### [TASK PROMPT]
Transcribe every line of the records verbatim.

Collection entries
----------------------------------------
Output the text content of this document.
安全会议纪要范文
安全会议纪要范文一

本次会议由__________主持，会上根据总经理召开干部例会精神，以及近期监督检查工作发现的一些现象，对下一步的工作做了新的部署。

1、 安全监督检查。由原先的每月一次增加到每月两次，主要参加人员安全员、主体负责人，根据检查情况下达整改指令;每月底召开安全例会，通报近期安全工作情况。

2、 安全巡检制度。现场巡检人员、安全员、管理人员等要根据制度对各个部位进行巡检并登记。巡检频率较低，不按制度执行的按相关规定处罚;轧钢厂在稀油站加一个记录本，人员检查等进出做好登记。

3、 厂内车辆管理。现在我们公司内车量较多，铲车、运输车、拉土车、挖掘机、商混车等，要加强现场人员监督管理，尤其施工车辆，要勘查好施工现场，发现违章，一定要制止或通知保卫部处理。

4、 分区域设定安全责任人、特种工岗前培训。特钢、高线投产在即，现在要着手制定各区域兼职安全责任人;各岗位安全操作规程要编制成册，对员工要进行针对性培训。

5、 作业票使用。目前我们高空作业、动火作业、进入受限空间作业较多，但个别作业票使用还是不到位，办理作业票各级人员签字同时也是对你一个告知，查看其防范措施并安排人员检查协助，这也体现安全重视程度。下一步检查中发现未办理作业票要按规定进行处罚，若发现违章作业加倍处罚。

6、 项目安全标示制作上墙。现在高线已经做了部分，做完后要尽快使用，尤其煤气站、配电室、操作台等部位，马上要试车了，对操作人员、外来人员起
----------------------------------------
### [EXERCISE SOLUTION]
Output the text content of this document.
安全会议纪要范文
安全会议纪要范文一

本次会议由__________主持，会上根据总经理召开干部例会精神，以及近期监督检查工作发现的一些现象，对下一步的工作做了新的部署。

1、 安全监督检查。由原先的每月一次增加到每月两次，主要参加人员安全员、主体负责人，根据检查情况下达整改指令;每月底召开安全例会，通报近期安全工作情况。

2、 安全巡检制度。现场巡检人员、安全员、管理人员等要根据制度对各个部位进行巡检并登记。巡检频率较低，不按制度执行的按相关规定处罚;轧钢厂在稀油站加一个记录本，人员检查等进出做好登记。

3、 厂内车辆管理。现在我们公司内车量较多，铲车、运输车、拉土车、挖掘机、商混车等，要加强现场人员监督管理，尤其施工车辆，要勘查好施工现场，发现违章，一定要制止或通知保卫部处理。

4、 分区域设定安全责任人、特种工岗前培训。特钢、高线投产在即，现在要着手制定各区域兼职安全责任人;各岗位安全操作规程要编制成册，对员工要进行针对性培训。

5、 作业票使用。目前我们高空作业、动火作业、进入受限空间作业较多，但个别作业票使用还是不到位，办理作业票各级人员签字同时也是对你一个告知，查看其防范措施并安排人员检查协助，这也体现安全重视程度。下一步检查中发现未办理作业票要按规定进行处罚，若发现违章作业加倍处罚。

6、 项目安全标示制作上墙。现在高线已经做了部分，做完后要尽快使用，尤其煤气站、配电室、操作台等部位，马上要试车了，对操作人员、外来人员起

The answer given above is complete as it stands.